>> Start MATERIAL FOR THE TASK

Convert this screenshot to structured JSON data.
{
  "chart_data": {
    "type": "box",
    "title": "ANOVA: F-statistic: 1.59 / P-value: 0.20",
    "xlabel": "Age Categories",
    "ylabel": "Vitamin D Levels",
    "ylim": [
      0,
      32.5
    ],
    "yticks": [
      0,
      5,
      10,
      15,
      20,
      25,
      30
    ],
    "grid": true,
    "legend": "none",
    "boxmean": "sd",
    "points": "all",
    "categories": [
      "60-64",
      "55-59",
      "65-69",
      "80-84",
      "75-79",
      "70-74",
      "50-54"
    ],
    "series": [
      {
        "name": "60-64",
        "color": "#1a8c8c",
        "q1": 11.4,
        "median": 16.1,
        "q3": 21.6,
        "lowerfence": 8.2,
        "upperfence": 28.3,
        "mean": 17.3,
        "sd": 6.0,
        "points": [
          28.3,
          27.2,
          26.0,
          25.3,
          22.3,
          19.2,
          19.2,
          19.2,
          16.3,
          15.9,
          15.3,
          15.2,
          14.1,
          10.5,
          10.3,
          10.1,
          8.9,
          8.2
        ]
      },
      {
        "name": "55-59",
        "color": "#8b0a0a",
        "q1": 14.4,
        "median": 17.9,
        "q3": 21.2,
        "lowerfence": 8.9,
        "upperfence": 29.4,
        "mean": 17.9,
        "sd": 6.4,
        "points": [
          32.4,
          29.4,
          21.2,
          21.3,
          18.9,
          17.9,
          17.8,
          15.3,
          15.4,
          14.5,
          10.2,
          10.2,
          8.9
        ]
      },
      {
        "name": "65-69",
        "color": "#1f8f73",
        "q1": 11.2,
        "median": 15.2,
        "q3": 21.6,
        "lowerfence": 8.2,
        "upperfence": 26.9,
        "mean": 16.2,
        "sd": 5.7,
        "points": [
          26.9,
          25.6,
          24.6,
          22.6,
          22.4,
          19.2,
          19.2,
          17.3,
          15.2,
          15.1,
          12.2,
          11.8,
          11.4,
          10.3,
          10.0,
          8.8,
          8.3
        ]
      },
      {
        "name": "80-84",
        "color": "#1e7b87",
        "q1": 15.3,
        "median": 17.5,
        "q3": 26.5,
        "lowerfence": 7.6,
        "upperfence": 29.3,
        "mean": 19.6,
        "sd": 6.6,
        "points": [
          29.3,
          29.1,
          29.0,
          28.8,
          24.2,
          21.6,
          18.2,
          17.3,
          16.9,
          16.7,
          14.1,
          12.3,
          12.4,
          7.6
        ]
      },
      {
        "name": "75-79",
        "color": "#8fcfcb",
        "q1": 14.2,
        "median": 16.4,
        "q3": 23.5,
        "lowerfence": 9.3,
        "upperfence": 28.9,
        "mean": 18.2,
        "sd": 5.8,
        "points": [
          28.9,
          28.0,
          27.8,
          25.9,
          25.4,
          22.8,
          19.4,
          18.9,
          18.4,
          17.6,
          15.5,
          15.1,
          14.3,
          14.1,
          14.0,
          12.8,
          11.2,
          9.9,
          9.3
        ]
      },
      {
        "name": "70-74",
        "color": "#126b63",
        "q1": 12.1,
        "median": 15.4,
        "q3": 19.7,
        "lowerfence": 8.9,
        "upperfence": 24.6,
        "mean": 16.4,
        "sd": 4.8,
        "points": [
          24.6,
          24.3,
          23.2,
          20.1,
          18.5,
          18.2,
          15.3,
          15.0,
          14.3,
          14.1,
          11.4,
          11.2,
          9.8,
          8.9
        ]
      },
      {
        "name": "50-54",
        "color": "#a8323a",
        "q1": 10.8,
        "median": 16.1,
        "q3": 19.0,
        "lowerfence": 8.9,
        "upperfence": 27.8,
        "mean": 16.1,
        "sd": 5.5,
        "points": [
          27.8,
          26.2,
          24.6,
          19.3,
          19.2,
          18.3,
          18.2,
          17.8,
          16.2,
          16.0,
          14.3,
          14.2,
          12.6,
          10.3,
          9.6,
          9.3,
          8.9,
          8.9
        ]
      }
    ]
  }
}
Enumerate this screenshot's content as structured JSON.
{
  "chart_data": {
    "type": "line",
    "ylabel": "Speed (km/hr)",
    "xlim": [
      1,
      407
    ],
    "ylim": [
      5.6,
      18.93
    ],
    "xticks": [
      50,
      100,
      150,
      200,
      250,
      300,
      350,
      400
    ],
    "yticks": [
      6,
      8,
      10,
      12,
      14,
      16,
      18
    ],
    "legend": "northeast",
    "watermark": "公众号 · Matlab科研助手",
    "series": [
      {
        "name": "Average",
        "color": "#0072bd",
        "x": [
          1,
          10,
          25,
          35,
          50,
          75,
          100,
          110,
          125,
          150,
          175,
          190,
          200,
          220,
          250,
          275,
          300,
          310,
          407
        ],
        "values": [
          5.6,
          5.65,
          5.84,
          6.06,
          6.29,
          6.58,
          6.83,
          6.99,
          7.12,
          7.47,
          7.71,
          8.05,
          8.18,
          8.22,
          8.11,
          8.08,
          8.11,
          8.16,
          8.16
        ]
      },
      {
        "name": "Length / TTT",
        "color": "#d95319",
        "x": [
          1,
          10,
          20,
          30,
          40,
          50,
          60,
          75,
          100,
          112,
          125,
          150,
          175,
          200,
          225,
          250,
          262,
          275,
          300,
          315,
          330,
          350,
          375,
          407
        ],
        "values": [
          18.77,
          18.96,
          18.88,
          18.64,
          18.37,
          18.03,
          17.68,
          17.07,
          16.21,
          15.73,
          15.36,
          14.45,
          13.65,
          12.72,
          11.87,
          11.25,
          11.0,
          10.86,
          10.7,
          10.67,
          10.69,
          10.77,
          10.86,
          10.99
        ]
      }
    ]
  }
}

>> End MATERIAL FOR THE TASK

THE REQUEST: In the records above, find the lines containing "structured" and copy them.

SOLVED EXERCISE:
Convert this screenshot to structured JSON data.
Enumerate this screenshot's content as structured JSON.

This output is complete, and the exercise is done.